Your task:
Scan the listing below and copy every line holding "elad".

Supplied data:
»»
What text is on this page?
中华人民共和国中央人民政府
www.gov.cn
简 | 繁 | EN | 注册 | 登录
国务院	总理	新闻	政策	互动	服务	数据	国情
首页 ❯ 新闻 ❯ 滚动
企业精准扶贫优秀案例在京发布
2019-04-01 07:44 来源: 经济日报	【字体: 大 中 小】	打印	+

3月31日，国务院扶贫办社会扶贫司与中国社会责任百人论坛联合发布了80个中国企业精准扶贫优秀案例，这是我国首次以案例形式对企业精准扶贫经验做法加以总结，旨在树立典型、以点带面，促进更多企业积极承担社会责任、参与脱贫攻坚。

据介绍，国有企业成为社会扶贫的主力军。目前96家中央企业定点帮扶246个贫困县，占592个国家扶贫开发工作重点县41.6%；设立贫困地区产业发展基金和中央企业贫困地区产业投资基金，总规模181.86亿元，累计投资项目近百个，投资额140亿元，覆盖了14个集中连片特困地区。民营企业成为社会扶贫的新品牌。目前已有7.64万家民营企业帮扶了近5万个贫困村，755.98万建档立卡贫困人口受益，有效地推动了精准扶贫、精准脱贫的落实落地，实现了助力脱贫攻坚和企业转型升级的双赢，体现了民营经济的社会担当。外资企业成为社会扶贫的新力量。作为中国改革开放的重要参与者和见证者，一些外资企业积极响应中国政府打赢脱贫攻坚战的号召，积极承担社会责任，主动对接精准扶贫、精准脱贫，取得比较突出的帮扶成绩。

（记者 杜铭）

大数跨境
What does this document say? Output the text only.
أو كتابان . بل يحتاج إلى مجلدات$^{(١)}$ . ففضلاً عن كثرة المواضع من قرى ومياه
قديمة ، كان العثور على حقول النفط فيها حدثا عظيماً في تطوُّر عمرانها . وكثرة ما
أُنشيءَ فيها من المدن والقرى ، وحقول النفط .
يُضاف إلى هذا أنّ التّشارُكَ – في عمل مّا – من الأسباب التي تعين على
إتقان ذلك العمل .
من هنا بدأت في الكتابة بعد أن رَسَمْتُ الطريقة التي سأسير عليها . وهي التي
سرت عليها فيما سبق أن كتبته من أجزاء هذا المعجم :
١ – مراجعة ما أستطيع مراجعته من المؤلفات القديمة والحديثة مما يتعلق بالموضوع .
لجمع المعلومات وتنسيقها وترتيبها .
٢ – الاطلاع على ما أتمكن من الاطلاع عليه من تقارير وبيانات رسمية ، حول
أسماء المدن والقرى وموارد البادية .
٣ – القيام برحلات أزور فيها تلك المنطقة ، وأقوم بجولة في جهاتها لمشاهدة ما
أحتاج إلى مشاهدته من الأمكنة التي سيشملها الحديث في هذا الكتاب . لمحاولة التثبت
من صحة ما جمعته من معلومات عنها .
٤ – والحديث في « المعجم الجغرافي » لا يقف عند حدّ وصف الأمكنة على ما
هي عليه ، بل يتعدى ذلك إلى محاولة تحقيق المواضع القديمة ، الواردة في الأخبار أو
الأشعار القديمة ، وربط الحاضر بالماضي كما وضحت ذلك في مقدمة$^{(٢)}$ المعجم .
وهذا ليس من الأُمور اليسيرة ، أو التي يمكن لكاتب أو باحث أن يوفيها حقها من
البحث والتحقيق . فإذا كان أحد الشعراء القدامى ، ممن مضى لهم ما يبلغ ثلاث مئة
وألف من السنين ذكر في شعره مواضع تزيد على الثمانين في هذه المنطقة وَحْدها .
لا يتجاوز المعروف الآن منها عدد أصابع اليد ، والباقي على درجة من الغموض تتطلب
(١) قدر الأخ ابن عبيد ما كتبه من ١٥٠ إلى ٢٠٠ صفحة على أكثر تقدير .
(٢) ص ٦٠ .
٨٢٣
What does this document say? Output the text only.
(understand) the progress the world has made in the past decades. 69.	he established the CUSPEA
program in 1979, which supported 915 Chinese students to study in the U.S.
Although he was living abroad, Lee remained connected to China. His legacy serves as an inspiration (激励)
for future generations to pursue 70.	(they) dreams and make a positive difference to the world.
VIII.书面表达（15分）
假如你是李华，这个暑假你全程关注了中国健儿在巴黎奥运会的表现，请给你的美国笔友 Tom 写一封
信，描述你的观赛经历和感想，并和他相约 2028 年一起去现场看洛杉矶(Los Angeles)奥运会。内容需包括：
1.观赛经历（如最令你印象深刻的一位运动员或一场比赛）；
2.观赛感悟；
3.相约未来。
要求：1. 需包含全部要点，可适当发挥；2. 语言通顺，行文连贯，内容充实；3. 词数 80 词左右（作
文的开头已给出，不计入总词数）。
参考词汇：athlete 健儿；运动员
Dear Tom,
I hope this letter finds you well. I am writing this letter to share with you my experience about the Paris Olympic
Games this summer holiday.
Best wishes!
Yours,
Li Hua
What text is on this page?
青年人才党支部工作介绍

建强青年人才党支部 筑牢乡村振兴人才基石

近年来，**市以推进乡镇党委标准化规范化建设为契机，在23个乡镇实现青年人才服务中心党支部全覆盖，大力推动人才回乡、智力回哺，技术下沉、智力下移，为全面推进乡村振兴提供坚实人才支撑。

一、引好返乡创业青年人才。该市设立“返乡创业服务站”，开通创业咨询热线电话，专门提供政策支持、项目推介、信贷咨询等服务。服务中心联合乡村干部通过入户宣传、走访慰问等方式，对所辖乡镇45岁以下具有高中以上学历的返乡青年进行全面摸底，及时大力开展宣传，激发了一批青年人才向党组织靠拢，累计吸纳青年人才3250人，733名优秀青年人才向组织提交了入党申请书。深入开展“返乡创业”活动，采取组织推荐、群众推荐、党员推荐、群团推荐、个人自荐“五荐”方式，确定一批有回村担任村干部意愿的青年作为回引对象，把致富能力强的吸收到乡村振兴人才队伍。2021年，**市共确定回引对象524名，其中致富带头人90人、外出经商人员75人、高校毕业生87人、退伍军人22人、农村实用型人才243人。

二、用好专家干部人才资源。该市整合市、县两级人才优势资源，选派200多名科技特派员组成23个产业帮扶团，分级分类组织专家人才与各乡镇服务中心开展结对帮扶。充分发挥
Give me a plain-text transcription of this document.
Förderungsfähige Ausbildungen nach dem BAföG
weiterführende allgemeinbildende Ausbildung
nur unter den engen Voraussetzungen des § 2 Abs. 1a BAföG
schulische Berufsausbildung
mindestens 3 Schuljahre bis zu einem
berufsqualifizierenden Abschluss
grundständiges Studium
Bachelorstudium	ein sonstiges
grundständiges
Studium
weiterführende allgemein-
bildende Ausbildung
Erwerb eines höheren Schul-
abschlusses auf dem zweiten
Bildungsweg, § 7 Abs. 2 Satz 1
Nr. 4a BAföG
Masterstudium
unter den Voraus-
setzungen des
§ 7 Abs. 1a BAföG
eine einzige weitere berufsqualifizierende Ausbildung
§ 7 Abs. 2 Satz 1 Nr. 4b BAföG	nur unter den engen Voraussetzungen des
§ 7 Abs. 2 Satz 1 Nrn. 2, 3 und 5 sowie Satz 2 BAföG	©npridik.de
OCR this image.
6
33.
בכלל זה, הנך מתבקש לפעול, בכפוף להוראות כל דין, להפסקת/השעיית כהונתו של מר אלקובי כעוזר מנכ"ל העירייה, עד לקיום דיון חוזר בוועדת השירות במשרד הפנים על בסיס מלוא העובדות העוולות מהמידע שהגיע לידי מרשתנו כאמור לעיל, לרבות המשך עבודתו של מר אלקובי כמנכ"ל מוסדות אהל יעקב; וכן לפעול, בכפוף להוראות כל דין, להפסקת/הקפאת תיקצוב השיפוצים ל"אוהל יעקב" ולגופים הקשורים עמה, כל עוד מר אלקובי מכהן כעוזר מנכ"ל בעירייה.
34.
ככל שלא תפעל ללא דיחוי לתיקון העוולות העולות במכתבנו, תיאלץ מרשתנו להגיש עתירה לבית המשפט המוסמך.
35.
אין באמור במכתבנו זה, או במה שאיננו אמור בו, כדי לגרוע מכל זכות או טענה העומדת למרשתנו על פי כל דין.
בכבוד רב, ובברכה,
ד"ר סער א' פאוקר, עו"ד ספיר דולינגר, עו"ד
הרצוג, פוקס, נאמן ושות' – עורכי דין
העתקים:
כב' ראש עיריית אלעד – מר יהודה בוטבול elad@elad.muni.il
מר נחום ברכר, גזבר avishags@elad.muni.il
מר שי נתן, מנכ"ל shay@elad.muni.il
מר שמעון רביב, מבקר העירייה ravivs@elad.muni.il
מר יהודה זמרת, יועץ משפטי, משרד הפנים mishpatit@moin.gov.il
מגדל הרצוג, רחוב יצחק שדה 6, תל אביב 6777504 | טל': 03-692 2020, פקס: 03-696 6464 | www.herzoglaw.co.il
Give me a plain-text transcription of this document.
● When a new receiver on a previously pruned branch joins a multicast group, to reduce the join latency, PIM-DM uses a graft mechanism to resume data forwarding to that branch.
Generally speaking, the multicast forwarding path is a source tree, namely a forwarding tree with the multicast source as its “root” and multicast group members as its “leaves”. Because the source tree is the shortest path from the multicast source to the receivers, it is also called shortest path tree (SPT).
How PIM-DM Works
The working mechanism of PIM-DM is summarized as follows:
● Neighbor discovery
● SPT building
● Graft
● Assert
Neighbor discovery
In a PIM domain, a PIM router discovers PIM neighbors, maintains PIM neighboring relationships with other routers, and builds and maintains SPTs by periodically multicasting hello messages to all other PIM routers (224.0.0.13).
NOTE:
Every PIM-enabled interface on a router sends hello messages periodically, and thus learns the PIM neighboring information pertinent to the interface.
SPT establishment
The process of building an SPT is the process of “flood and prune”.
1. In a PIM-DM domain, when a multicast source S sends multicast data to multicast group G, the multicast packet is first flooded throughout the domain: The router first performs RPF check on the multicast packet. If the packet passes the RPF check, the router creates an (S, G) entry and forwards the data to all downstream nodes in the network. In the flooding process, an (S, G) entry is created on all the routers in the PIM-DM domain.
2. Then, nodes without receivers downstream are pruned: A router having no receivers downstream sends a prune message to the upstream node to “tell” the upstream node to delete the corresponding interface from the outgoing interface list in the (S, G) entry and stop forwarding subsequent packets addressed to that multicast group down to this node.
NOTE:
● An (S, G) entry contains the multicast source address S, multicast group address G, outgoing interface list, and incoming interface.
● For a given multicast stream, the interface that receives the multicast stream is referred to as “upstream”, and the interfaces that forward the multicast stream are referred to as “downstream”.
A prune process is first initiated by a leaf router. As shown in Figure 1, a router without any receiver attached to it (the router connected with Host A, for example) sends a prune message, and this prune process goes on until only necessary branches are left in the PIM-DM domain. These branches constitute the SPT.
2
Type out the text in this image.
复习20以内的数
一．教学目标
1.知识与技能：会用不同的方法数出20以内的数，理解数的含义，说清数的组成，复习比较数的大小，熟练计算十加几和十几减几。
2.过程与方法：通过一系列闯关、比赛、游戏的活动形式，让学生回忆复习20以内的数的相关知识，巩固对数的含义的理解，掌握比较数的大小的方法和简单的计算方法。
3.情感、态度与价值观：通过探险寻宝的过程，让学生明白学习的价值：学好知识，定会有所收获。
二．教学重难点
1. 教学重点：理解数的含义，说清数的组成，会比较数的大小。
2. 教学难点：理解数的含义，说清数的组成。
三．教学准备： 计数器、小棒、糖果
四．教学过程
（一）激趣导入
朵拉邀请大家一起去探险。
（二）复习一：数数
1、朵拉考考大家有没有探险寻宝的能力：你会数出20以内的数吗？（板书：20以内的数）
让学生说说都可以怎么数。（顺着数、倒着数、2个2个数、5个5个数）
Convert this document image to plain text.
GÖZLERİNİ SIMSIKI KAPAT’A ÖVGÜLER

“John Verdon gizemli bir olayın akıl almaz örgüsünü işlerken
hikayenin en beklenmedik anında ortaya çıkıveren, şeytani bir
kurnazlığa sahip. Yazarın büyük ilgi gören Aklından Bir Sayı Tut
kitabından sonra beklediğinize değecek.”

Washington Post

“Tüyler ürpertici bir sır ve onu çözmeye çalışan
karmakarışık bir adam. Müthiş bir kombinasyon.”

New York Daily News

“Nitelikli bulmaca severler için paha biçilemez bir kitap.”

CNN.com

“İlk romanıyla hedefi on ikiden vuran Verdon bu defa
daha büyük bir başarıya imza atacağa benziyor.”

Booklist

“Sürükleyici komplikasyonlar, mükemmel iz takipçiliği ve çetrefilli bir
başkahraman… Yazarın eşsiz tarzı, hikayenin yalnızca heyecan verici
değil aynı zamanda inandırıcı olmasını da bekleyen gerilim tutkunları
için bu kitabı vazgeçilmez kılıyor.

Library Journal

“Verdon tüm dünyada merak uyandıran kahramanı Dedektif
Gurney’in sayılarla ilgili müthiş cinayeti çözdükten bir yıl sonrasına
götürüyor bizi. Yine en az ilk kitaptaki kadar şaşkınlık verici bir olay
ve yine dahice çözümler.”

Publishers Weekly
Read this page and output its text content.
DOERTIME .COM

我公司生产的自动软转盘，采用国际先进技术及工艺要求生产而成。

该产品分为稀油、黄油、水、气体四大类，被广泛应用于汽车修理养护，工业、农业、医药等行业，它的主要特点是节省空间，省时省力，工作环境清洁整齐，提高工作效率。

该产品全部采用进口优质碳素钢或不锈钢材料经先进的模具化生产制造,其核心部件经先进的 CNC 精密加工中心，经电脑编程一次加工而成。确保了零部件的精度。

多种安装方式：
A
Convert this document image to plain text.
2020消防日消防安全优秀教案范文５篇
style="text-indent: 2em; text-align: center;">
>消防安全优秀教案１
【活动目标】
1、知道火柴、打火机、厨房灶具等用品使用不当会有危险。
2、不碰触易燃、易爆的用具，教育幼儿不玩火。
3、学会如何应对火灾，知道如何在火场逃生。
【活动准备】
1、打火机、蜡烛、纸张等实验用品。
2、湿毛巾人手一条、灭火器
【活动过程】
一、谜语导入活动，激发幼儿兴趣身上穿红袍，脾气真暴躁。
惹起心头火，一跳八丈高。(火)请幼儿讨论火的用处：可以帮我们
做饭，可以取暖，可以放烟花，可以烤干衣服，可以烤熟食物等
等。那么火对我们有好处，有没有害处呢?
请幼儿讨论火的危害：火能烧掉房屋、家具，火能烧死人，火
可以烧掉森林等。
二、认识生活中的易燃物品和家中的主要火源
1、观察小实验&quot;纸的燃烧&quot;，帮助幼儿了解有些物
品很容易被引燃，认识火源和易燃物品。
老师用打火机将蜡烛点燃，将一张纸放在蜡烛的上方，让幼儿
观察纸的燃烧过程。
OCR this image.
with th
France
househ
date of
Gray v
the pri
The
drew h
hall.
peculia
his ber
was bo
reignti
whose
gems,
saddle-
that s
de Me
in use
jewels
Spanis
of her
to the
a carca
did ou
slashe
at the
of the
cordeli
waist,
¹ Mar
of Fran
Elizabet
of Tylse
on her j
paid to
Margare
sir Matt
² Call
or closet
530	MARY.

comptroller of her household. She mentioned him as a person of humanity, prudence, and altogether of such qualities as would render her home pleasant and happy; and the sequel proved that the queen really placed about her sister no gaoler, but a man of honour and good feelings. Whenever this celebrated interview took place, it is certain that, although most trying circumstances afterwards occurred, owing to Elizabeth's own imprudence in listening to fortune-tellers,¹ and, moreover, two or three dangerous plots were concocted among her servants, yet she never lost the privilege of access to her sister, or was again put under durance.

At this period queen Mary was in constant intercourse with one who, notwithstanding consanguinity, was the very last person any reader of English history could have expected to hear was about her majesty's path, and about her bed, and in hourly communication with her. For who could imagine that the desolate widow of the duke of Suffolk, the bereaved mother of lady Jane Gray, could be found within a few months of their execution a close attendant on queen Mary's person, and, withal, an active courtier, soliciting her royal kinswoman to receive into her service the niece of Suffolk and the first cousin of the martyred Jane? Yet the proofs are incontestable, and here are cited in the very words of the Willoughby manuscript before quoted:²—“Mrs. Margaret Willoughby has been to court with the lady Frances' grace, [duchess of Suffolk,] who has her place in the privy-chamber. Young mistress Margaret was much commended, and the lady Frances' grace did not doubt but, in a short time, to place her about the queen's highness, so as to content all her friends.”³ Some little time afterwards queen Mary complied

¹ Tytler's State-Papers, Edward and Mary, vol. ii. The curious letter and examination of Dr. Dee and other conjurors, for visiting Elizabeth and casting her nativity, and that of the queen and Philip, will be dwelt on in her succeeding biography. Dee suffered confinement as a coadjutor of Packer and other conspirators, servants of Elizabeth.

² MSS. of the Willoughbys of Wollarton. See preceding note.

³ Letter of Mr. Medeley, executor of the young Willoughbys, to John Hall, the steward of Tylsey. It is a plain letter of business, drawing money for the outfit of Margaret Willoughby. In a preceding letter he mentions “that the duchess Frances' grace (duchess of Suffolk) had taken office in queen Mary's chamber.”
««
Result:
כב' ראש עיריית אלעד – מר יהודה בוטבול elad@elad.muni.il
מר נחום ברכר, גזבר avishags@elad.muni.il
מר שי נתן, מנכ"ל shay@elad.muni.il
מר שמעון רביב, מבקר העירייה ravivs@elad.muni.il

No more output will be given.